Task: Write the records out again, keeping each line exactly as it is.

Extracted information:
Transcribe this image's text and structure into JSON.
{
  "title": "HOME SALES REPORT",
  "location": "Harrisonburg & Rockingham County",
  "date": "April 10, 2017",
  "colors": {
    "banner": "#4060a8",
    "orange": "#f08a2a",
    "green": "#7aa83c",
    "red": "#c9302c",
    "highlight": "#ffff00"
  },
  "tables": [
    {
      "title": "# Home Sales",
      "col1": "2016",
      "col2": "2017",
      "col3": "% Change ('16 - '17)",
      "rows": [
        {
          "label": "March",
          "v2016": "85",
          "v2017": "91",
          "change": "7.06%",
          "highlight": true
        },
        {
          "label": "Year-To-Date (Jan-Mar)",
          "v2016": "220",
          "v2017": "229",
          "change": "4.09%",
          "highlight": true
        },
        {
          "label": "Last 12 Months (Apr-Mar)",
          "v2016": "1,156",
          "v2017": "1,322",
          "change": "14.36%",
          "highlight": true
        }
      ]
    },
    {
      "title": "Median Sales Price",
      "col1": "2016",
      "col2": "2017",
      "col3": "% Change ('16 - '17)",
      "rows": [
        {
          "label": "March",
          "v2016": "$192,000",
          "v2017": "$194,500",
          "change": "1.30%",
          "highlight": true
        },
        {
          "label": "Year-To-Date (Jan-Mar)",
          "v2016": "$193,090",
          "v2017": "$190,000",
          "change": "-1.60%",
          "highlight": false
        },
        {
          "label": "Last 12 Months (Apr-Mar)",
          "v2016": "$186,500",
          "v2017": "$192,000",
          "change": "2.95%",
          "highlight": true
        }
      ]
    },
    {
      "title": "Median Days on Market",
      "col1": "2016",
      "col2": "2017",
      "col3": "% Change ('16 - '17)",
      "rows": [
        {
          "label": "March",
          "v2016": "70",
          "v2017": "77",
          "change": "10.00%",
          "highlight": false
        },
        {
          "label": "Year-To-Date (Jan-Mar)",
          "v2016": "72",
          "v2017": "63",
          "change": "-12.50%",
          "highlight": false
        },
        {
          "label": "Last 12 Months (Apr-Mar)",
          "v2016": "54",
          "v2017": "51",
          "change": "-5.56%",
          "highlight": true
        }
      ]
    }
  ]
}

Written response:
Transcribe this image's text and structure into JSON.
{
  "title": "HOME SALES REPORT",
  "location": "Harrisonburg & Rockingham County",
  "date": "April 10, 2017",
  "colors": {
    "banner": "#4060a8",
    "orange": "#f08a2a",
    "green": "#7aa83c",
    "red": "#c9302c",
    "highlight": "#ffff00"
  },
  "tables": [
    {
      "title": "# Home Sales",
      "col1": "2016",
      "col2": "2017",
      "col3": "% Change ('16 - '17)",
      "rows": [
        {
          "label": "March",
          "v2016": "85",
          "v2017": "91",
          "change": "7.06%",
          "highlight": true
        },
        {
          "label": "Year-To-Date (Jan-Mar)",
          "v2016": "220",
          "v2017": "229",
          "change": "4.09%",
          "highlight": true
        },
        {
          "label": "Last 12 Months (Apr-Mar)",
          "v2016": "1,156",
          "v2017": "1,322",
          "change": "14.36%",
          "highlight": true
        }
      ]
    },
    {
      "title": "Median Sales Price",
      "col1": "2016",
      "col2": "2017",
      "col3": "% Change ('16 - '17)",
      "rows": [
        {
          "label": "March",
          "v2016": "$192,000",
          "v2017": "$194,500",
          "change": "1.30%",
          "highlight": true
        },
        {
          "label": "Year-To-Date (Jan-Mar)",
          "v2016": "$193,090",
          "v2017": "$190,000",
          "change": "-1.60%",
          "highlight": false
        },
        {
          "label": "Last 12 Months (Apr-Mar)",
          "v2016": "$186,500",
          "v2017": "$192,000",
          "change": "2.95%",
          "highlight": true
        }
      ]
    },
    {
      "title": "Median Days on Market",
      "col1": "2016",
      "col2": "2017",
      "col3": "% Change ('16 - '17)",
      "rows": [
        {
          "label": "March",
          "v2016": "70",
          "v2017": "77",
          "change": "10.00%",
          "highlight": false
        },
        {
          "label": "Year-To-Date (Jan-Mar)",
          "v2016": "72",
          "v2017": "63",
          "change": "-12.50%",
          "highlight": false
        },
        {
          "label": "Last 12 Months (Apr-Mar)",
          "v2016": "54",
          "v2017": "51",
          "change": "-5.56%",
          "highlight": true
        }
      ]
    }
  ]
}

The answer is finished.